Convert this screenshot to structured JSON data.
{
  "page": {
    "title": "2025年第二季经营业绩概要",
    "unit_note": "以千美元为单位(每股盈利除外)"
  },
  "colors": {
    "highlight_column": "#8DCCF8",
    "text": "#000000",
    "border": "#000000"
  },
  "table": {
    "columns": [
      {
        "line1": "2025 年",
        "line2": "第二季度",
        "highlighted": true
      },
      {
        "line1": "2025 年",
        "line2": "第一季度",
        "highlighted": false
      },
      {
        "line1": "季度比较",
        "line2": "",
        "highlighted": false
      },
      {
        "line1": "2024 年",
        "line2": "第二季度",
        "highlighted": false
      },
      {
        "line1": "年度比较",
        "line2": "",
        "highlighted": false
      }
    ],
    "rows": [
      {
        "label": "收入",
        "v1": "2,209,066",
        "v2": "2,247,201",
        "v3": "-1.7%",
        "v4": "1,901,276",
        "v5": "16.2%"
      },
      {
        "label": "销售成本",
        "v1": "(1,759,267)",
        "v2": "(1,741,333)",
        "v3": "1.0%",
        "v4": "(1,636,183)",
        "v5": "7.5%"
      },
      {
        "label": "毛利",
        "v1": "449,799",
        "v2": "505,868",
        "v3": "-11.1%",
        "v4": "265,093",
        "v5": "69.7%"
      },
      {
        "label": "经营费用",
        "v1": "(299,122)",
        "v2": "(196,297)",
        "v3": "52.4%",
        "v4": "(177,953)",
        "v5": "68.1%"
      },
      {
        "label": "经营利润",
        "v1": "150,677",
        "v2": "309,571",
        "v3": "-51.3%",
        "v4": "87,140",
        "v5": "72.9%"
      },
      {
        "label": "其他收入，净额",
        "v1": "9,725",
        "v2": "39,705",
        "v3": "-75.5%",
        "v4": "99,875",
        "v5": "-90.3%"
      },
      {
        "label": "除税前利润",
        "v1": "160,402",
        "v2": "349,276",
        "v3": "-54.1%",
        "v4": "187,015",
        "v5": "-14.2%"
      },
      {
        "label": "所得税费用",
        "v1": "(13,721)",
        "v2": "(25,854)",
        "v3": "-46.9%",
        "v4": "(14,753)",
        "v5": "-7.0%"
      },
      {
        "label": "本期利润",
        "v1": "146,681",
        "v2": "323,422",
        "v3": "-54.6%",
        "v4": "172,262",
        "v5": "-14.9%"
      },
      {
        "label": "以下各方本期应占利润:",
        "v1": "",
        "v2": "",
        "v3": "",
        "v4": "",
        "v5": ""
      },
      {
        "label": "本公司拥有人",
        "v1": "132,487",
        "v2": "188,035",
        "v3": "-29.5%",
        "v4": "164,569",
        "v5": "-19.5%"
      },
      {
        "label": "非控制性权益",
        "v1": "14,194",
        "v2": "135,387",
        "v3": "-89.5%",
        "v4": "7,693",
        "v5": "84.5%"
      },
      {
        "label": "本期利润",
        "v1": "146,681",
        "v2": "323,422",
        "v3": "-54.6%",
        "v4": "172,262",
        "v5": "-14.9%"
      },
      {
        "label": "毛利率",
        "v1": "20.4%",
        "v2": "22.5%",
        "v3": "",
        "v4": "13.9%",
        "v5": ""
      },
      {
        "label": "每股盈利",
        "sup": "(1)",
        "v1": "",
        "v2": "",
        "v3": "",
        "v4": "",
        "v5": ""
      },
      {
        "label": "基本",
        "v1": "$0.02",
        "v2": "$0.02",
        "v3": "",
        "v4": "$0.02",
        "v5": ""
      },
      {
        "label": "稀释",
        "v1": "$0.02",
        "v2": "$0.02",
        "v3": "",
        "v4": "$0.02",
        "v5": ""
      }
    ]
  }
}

#####

To be done: Return the material in full, exactly as shown.

Worked answer:
Convert this screenshot to structured JSON data.
{
  "page": {
    "title": "2025年第二季经营业绩概要",
    "unit_note": "以千美元为单位(每股盈利除外)"
  },
  "colors": {
    "highlight_column": "#8DCCF8",
    "text": "#000000",
    "border": "#000000"
  },
  "table": {
    "columns": [
      {
        "line1": "2025 年",
        "line2": "第二季度",
        "highlighted": true
      },
      {
        "line1": "2025 年",
        "line2": "第一季度",
        "highlighted": false
      },
      {
        "line1": "季度比较",
        "line2": "",
        "highlighted": false
      },
      {
        "line1": "2024 年",
        "line2": "第二季度",
        "highlighted": false
      },
      {
        "line1": "年度比较",
        "line2": "",
        "highlighted": false
      }
    ],
    "rows": [
      {
        "label": "收入",
        "v1": "2,209,066",
        "v2": "2,247,201",
        "v3": "-1.7%",
        "v4": "1,901,276",
        "v5": "16.2%"
      },
      {
        "label": "销售成本",
        "v1": "(1,759,267)",
        "v2": "(1,741,333)",
        "v3": "1.0%",
        "v4": "(1,636,183)",
        "v5": "7.5%"
      },
      {
        "label": "毛利",
        "v1": "449,799",
        "v2": "505,868",
        "v3": "-11.1%",
        "v4": "265,093",
        "v5": "69.7%"
      },
      {
        "label": "经营费用",
        "v1": "(299,122)",
        "v2": "(196,297)",
        "v3": "52.4%",
        "v4": "(177,953)",
        "v5": "68.1%"
      },
      {
        "label": "经营利润",
        "v1": "150,677",
        "v2": "309,571",
        "v3": "-51.3%",
        "v4": "87,140",
        "v5": "72.9%"
      },
      {
        "label": "其他收入，净额",
        "v1": "9,725",
        "v2": "39,705",
        "v3": "-75.5%",
        "v4": "99,875",
        "v5": "-90.3%"
      },
      {
        "label": "除税前利润",
        "v1": "160,402",
        "v2": "349,276",
        "v3": "-54.1%",
        "v4": "187,015",
        "v5": "-14.2%"
      },
      {
        "label": "所得税费用",
        "v1": "(13,721)",
        "v2": "(25,854)",
        "v3": "-46.9%",
        "v4": "(14,753)",
        "v5": "-7.0%"
      },
      {
        "label": "本期利润",
        "v1": "146,681",
        "v2": "323,422",
        "v3": "-54.6%",
        "v4": "172,262",
        "v5": "-14.9%"
      },
      {
        "label": "以下各方本期应占利润:",
        "v1": "",
        "v2": "",
        "v3": "",
        "v4": "",
        "v5": ""
      },
      {
        "label": "本公司拥有人",
        "v1": "132,487",
        "v2": "188,035",
        "v3": "-29.5%",
        "v4": "164,569",
        "v5": "-19.5%"
      },
      {
        "label": "非控制性权益",
        "v1": "14,194",
        "v2": "135,387",
        "v3": "-89.5%",
        "v4": "7,693",
        "v5": "84.5%"
      },
      {
        "label": "本期利润",
        "v1": "146,681",
        "v2": "323,422",
        "v3": "-54.6%",
        "v4": "172,262",
        "v5": "-14.9%"
      },
      {
        "label": "毛利率",
        "v1": "20.4%",
        "v2": "22.5%",
        "v3": "",
        "v4": "13.9%",
        "v5": ""
      },
      {
        "label": "每股盈利",
        "sup": "(1)",
        "v1": "",
        "v2": "",
        "v3": "",
        "v4": "",
        "v5": ""
      },
      {
        "label": "基本",
        "v1": "$0.02",
        "v2": "$0.02",
        "v3": "",
        "v4": "$0.02",
        "v5": ""
      },
      {
        "label": "稀释",
        "v1": "$0.02",
        "v2": "$0.02",
        "v3": "",
        "v4": "$0.02",
        "v5": ""
      }
    ]
  }
}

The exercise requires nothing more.